--- TASK OBJECTIVE ---
Each line of the data that mentions the string "Branta" needs to be identified and copied.

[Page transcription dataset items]
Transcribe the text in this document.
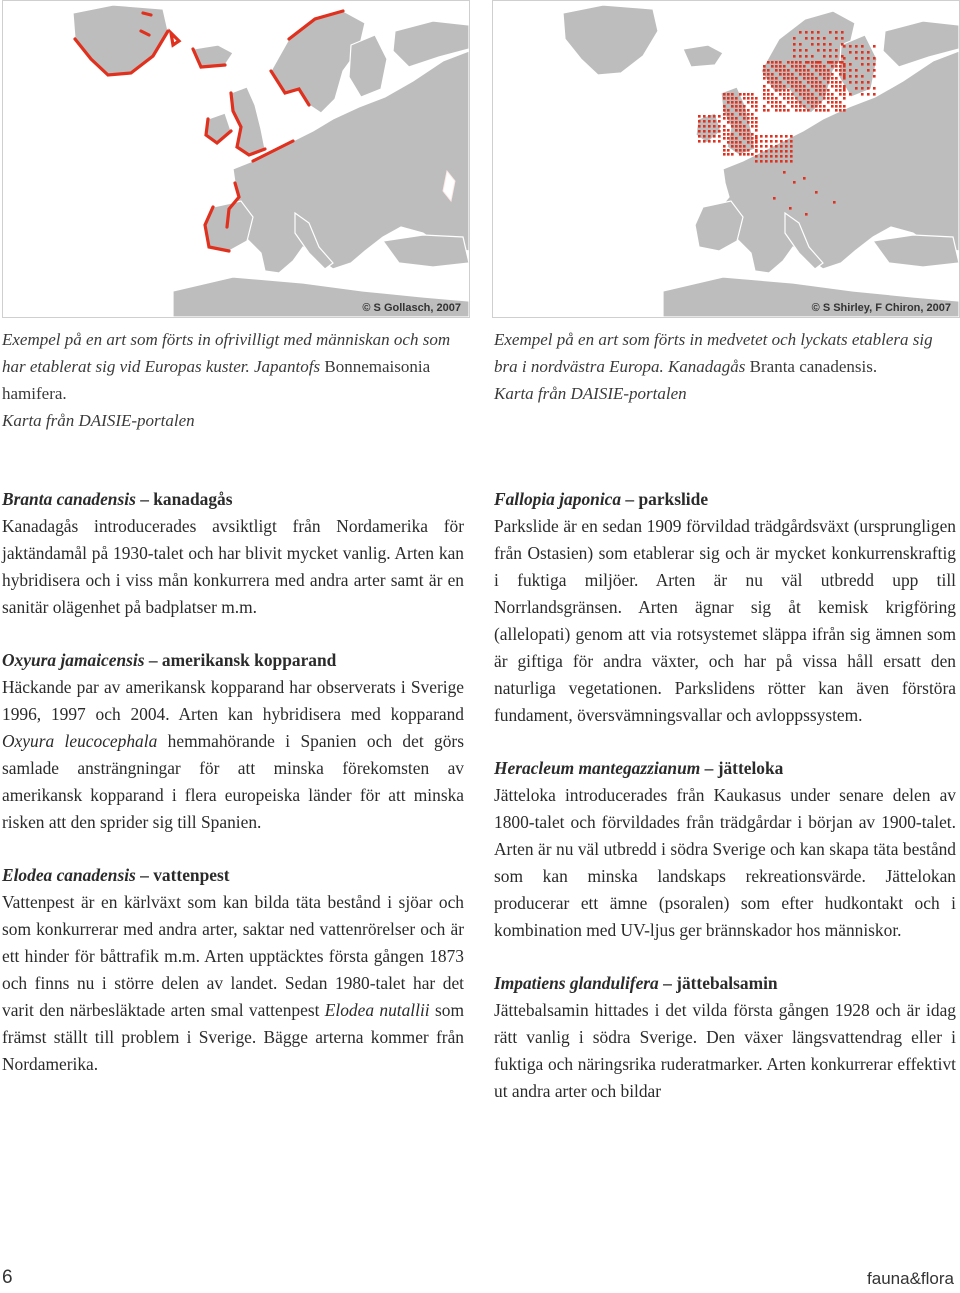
© S Gollasch, 2007	© S Shirley, F Chiron, 2007
Exempel på en art som förts in ofrivilligt med människan och som har etablerat sig vid Europas kuster. Japantofs Bonnemaisonia hamifera.
Karta från DAISIE-portalen
Exempel på en art som förts in medvetet och lyckats etablera sig bra i nordvästra Europa. Kanadagås Branta canadensis.
Karta från DAISIE-portalen
Branta canadensis – kanadagås
Kanadagås introducerades avsiktligt från Nordamerika för jaktändamål på 1930-talet och har blivit mycket vanlig. Arten kan hybridisera och i viss mån konkurrera med andra arter samt är en sanitär olägenhet på badplatser m.m.
Oxyura jamaicensis – amerikansk kopparand
Häckande par av amerikansk kopparand har observerats i Sverige 1996, 1997 och 2004. Arten kan hybridisera med kopparand Oxyura leucocephala hemmahörande i Spanien och det görs samlade ansträngningar för att minska förekomsten av amerikansk kopparand i flera europeiska länder för att minska risken att den sprider sig till Spanien.
Elodea canadensis – vattenpest
Vattenpest är en kärlväxt som kan bilda täta bestånd i sjöar och som konkurrerar med andra arter, saktar ned vattenrörelser och är ett hinder för båttrafik m.m. Arten upptäcktes första gången 1873 och finns nu i större delen av landet. Sedan 1980-talet har det varit den närbesläktade arten smal vattenpest Elodea nutallii som främst ställt till problem i Sverige. Bägge arterna kommer från Nordamerika.
Fallopia japonica – parkslide
Parkslide är en sedan 1909 förvildad trädgårdsväxt (ursprungligen från Ostasien) som etablerar sig och är mycket konkurrenskraftig i fuktiga miljöer. Arten är nu väl utbredd upp till Norrlandsgränsen. Arten ägnar sig åt kemisk krigföring (allelopati) genom att via rotsystemet släppa ifrån sig ämnen som är giftiga för andra växter, och har på vissa håll ersatt den naturliga vegetationen. Parkslidens rötter kan även förstöra fundament, översvämningsvallar och avloppssystem.
Heracleum mantegazzianum – jätteloka
Jätteloka introducerades från Kaukasus under senare delen av 1800-talet och förvildades från trädgårdar i början av 1900-talet. Arten är nu väl utbredd i södra Sverige och kan skapa täta bestånd som kan minska landskaps rekreationsvärde. Jättelokan producerar ett ämne (psoralen) som efter hudkontakt och i kombination med UV-ljus ger brännskador hos människor.
Impatiens glandulifera – jättebalsamin
Jättebalsamin hittades i det vilda första gången 1928 och är idag rätt vanlig i södra Sverige. Den växer längsvattendrag eller i fuktiga och näringsrika ruderatmarker. Arten konkurrerar effektivt ut andra arter och bildar
6	fauna&flora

--- ANSWER ---
Exempel på en art som förts in medvetet och lyckats etablera sig bra i nordvästra Europa. Kanadagås Branta canadensis.
Branta canadensis – kanadagås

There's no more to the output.